> **Rows**:

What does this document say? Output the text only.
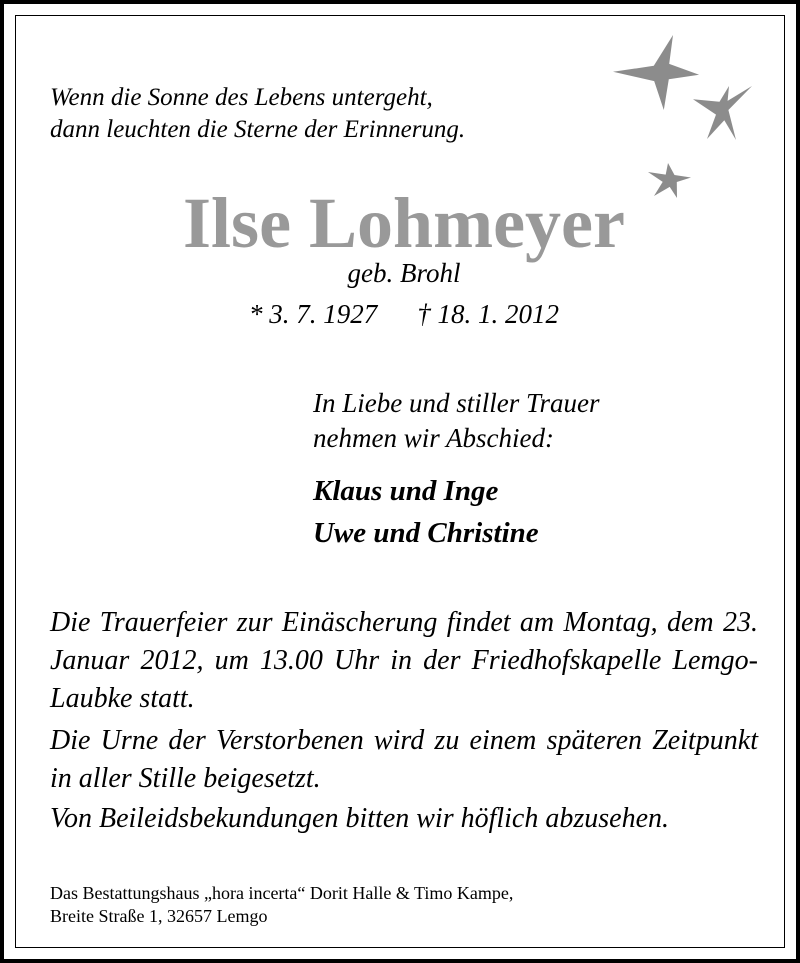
Wenn die Sonne des Lebens untergeht,
dann leuchten die Sterne der Erinnerung.
Ilse Lohmeyer
geb. Brohl
* 3. 7. 1927 † 18. 1. 2012
In Liebe und stiller Trauer
nehmen wir Abschied:
Klaus und Inge
Uwe und Christine
Die Trauerfeier zur Einäscherung findet am Montag, dem 23. Januar 2012, um 13.00 Uhr in der Friedhofskapelle Lemgo-Laubke statt.
Die Urne der Verstorbenen wird zu einem späteren Zeitpunkt in aller Stille beigesetzt.
Von Beileidsbekundungen bitten wir höflich abzusehen.
Das Bestattungshaus „hora incerta“ Dorit Halle & Timo Kampe,
Breite Straße 1, 32657 Lemgo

> **Your objective**: Exclude the pictures, and transcribe all of the material exactly.

> **Reply**:
What does this document say? Output the text only.
Wenn die Sonne des Lebens untergeht,
dann leuchten die Sterne der Erinnerung.
Ilse Lohmeyer
geb. Brohl
* 3. 7. 1927 † 18. 1. 2012
In Liebe und stiller Trauer
nehmen wir Abschied:
Klaus und Inge
Uwe und Christine
Die Trauerfeier zur Einäscherung findet am Montag, dem 23. Januar 2012, um 13.00 Uhr in der Friedhofskapelle Lemgo-Laubke statt.
Die Urne der Verstorbenen wird zu einem späteren Zeitpunkt in aller Stille beigesetzt.
Von Beileidsbekundungen bitten wir höflich abzusehen.
Das Bestattungshaus „hora incerta“ Dorit Halle & Timo Kampe,
Breite Straße 1, 32657 Lemgo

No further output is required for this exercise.